**TASKS AND EXERCISES:**
1. Retype from the passage on treating chronic cough, starting at "This algorithmic approach was" and ending at "in 12 days.".
2. According to the passage on treating chronic cough, what share of all patients was successfully treated within five days?
3. Using the passage on treating chronic cough, explain in one to three sentences why current smoking status was left out of the algorithmic approach.

**PASSAGE FOR REVIEW:**
Current smoking status was not considered in this algorithmic approach, which is designed for practical clinical use. Although some investigators mentioned current smoking might contribute chronic cough, we experienced little smokers consider quitting smoking because of chronic cough itself. On the contrary, patients with chronic cough who are taking ACE inhibitors easily accepted the trials of changing antihypertensive medication.
This algorithmic approach was focused not on the definite diagnosis of chronic cough, but on its treatment with presumptive diagnosis. More than ninety percent of patients were successfully treated at the outset. The overall treatment rate reached those reported by previous studies, most of which revealed no assessment during the therapeutic response period. 13 In the present study, half of all patients received successful treatment in five days and more than 80%, in 12 days.

**RAW DATA:**
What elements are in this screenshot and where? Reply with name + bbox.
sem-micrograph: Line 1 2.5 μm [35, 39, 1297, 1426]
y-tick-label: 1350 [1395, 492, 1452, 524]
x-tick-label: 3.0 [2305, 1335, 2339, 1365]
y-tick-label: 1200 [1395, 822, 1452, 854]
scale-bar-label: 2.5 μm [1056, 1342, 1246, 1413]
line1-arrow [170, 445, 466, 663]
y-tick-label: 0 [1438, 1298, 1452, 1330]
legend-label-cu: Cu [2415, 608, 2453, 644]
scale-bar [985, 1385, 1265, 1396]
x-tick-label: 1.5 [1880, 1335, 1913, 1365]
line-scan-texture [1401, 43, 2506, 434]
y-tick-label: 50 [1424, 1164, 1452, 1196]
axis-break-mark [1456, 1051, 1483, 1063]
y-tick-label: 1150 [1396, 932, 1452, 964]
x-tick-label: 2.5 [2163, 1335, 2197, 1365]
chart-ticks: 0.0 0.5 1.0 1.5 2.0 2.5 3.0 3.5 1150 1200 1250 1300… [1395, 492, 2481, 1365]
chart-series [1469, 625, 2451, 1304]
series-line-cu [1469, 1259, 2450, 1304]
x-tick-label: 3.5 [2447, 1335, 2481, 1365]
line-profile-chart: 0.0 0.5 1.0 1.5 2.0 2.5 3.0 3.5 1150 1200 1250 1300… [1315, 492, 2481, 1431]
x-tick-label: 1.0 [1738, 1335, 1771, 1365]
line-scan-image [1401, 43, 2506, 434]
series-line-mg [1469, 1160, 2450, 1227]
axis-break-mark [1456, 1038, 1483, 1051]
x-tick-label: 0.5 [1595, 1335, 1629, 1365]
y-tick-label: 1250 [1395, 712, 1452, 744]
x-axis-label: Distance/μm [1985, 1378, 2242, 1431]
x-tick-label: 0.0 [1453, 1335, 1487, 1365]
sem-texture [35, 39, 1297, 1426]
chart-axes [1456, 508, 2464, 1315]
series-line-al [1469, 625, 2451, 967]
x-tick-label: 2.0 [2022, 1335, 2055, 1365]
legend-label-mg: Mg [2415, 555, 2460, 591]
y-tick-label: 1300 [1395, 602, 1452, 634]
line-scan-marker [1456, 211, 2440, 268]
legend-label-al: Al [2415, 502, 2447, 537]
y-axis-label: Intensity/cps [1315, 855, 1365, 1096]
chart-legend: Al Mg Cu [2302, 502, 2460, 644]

**SOLUTIONS TO THE EXERCISE:**
1.
This algorithmic approach was focused not on the definite diagnosis of chronic cough, but on its treatment with presumptive diagnosis. More than ninety percent of patients were successfully treated at the outset. The overall treatment rate reached those reported by previous studies, most of which revealed no assessment during the therapeutic response period. 13 In the present study, half of all patients received successful treatment in five days and more than 80%, in 12 days.

2. Half of all patients.

3. The approach was designed for practical clinical use. The authors also found that few smokers considered quitting smoking because of their chronic cough.